[PASSAGE PROVIDED]:
----------
Just because you’re pretty much a ghost doesn’t mean you can just float out of the complex. No, you’re bound to some physical restrictions, so when you want to move around you need a physical host to do it for you. This whole aspect adds a dynamic level of puzzle-solving to the game from the start, but still gives you a powerful arsenal to accomplish your tasks. The ideal mode of transit is inside a person you’ve possessed, but before you can actually claim someone’s body you need to weaken his spirit to allow for the possession. This most arduous of tasks is performed by scaring – yes, scaring – your target until he’s so freaked out you can just grab ahold of his body and get moving. To scare people, you do what any ghost would do: make creepy noises and make stuff move around the room.

The game’s engine makes that rather simple, as pretty much any object in the game can be possessed. In one demo we were shown, we had to possess a piece of paper that a guard was carrying and when he started to read it, mess around with the words to freak him out. Little critters like mice and rats can be possessed easily too, both for some puzzle elements and to scare some of the more skittish enemies on the base.

Once you’ve possessed a guard the game becomes a pretty straightforward FPS. Any weapons he has become yours, and if your unwilling host happens to take on a few more bullets than he can stand, he dies and you just float away and look for another life to ruin. That means, by conventional definition, you can’t die in this game (one of the advantages of being technically dead already).
----------
[MATERIAL PROVIDED]:
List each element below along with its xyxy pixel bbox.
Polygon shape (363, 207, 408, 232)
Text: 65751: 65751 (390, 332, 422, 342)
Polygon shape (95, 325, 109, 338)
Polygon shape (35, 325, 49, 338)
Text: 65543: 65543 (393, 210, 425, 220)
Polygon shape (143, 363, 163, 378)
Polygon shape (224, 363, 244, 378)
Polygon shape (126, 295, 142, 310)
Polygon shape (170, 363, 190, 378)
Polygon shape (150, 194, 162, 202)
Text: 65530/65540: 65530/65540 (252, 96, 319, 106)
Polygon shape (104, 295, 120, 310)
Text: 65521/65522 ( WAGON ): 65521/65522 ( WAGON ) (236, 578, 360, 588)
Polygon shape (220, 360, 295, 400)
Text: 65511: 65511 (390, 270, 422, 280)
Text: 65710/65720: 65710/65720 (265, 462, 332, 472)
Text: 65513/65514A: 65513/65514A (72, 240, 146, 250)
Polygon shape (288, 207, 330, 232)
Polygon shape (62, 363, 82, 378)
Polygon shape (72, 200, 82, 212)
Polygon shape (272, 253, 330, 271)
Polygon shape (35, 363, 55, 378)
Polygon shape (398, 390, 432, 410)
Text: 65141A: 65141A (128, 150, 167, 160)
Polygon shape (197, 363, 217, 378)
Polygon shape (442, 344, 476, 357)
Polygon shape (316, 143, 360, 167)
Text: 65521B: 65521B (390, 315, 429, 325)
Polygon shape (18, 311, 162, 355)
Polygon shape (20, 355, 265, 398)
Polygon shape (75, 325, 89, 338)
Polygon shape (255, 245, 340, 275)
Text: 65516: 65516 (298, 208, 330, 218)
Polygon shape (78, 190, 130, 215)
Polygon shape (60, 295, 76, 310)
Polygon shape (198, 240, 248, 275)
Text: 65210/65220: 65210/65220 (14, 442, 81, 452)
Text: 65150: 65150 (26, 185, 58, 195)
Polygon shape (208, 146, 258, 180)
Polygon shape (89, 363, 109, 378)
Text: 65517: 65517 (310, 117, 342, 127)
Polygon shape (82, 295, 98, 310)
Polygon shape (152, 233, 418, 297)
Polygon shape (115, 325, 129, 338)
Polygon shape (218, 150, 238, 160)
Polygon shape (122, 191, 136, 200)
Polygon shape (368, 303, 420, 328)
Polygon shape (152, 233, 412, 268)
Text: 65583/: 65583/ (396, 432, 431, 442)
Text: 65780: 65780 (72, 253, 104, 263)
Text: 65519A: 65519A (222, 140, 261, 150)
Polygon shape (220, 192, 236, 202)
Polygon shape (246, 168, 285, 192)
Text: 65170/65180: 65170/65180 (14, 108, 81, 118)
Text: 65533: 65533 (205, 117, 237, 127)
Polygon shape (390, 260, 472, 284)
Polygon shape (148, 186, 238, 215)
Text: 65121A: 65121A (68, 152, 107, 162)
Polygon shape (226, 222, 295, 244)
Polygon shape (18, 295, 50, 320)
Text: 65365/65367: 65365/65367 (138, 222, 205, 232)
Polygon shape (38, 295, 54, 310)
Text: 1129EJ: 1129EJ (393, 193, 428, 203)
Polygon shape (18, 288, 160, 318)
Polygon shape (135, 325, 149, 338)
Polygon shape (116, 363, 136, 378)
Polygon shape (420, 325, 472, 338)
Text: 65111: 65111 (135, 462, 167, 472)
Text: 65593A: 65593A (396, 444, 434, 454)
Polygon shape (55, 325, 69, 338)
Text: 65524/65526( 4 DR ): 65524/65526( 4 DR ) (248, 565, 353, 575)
----------
[SET OF TASKS]:
1. Please revise the game preview, beginning at the words "Once you’ve possessed" and stopping after "technically dead already).", with "guard" changed to "soldier".
2. According to the game preview, what has to happen to a target's spirit before you can claim that person's body?
You can set the items aside, since none of them is needed.

[RESPONSES FOR EACH TASK]:
1.
Once you’ve possessed a soldier the game becomes a pretty straightforward FPS. Any weapons he has become yours, and if your unwilling host happens to take on a few more bullets than he can stand, he dies and you just float away and look for another life to ruin. That means, by conventional definition, you can’t die in this game (one of the advantages of being technically dead already).

2. The spirit has to be weakened, which is done by scaring the target.